▸ YOUR OBJECTIVE:
Where does the string "values" appear in the records? Copy every line that contains it.

══════

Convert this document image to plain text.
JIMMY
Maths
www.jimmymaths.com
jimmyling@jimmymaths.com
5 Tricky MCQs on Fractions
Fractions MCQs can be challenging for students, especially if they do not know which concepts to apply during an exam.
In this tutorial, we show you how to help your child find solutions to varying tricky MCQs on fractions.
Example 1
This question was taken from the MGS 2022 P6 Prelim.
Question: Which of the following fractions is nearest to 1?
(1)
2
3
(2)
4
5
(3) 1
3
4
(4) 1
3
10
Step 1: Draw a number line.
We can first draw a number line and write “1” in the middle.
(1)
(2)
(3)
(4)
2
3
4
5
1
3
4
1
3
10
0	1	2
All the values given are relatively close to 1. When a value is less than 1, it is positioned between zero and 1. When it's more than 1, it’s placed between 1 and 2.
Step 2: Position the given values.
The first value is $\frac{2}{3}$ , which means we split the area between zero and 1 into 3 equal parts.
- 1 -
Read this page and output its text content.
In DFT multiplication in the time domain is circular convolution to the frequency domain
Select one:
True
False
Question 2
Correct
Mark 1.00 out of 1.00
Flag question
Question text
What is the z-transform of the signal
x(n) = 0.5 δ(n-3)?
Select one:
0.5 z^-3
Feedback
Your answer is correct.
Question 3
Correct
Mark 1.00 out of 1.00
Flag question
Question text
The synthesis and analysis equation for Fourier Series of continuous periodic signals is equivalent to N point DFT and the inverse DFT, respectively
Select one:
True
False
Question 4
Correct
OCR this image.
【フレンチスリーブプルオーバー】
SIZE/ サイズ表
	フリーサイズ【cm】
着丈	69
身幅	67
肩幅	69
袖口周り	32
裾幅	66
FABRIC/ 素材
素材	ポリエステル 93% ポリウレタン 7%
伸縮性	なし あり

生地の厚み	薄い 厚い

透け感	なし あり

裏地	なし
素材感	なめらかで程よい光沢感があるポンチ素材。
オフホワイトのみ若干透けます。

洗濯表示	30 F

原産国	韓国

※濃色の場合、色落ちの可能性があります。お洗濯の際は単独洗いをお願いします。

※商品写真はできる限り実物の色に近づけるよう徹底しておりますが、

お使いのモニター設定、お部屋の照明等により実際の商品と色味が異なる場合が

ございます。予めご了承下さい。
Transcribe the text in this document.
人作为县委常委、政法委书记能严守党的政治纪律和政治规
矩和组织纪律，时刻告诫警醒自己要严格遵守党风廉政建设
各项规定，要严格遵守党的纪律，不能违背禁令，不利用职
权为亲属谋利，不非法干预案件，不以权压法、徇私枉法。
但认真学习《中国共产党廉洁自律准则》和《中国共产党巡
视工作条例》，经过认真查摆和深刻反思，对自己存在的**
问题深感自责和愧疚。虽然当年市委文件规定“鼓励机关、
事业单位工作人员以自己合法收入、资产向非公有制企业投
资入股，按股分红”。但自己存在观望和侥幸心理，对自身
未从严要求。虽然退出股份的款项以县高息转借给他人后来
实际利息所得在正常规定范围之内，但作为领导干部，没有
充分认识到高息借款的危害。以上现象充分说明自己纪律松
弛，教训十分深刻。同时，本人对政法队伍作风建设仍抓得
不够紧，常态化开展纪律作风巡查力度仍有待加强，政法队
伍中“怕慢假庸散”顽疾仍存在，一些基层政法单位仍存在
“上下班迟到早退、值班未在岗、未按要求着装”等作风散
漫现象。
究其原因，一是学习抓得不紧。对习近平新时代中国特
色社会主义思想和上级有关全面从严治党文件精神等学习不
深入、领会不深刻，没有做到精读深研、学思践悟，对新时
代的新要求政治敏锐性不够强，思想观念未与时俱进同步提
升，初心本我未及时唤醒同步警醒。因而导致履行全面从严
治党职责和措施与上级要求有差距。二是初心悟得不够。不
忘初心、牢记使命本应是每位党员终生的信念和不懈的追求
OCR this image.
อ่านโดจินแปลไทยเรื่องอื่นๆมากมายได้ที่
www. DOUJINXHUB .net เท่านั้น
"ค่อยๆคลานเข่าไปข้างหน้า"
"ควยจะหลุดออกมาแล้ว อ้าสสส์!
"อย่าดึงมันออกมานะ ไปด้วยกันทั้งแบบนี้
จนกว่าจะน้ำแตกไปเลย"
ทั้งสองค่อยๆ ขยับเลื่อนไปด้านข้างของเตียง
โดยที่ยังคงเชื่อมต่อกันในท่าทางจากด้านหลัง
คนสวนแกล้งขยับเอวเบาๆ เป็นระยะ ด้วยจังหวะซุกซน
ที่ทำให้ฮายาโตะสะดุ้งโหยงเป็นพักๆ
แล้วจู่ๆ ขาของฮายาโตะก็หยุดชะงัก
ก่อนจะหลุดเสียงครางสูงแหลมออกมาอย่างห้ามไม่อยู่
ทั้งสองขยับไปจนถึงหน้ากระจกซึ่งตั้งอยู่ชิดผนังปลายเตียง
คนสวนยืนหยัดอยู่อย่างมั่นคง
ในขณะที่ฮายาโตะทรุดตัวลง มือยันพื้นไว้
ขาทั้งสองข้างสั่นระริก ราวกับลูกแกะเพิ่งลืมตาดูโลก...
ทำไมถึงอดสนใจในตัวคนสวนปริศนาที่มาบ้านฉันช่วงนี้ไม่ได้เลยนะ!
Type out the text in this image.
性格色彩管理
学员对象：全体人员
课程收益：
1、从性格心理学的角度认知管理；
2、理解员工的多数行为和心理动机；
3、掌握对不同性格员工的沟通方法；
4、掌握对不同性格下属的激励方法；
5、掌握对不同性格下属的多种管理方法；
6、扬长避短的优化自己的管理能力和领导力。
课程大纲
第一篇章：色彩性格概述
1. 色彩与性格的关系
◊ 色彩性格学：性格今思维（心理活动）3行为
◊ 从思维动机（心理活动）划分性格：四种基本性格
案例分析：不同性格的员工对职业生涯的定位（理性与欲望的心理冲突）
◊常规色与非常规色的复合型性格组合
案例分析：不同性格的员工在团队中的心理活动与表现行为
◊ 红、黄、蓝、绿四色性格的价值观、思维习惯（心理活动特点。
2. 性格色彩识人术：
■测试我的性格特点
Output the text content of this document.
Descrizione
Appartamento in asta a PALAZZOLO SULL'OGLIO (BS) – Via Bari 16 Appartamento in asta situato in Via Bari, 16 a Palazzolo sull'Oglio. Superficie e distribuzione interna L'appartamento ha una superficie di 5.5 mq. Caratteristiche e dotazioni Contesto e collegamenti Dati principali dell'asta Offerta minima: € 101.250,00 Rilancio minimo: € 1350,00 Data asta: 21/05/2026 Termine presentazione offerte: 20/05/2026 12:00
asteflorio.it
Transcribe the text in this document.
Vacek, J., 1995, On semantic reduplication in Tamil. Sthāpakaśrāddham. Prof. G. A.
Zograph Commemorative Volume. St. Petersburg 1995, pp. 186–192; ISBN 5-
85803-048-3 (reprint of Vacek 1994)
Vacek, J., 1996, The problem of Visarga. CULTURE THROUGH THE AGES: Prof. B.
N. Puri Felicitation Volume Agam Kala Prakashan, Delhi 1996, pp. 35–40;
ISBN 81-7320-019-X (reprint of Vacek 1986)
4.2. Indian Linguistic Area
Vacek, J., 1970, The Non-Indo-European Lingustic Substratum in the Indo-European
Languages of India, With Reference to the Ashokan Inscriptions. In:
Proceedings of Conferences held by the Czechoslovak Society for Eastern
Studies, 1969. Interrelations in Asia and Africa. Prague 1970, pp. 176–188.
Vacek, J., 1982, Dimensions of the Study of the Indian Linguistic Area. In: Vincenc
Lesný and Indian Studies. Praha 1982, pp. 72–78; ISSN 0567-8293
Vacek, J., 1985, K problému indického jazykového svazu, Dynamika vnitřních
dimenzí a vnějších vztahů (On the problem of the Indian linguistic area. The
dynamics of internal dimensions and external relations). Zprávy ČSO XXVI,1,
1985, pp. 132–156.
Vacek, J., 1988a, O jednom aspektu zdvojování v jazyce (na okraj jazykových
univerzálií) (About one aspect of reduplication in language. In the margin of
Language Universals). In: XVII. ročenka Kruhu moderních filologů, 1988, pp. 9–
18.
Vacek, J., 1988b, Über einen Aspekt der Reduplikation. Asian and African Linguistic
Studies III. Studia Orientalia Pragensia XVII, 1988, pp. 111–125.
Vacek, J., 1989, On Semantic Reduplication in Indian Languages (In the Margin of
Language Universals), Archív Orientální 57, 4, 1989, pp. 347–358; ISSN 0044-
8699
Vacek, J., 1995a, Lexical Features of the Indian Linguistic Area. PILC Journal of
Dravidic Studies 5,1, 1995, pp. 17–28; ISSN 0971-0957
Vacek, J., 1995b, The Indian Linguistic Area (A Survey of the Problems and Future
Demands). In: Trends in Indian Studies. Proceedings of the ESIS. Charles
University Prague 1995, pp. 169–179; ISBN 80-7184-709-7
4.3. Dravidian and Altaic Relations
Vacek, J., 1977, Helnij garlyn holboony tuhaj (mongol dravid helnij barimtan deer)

══════

▸ WRITTEN REPLY:
All the values given are relatively close to 1. When a value is less than 1, it is positioned between zero and 1. When it's more than 1, it’s placed between 1 and 2.
Step 2: Position the given values.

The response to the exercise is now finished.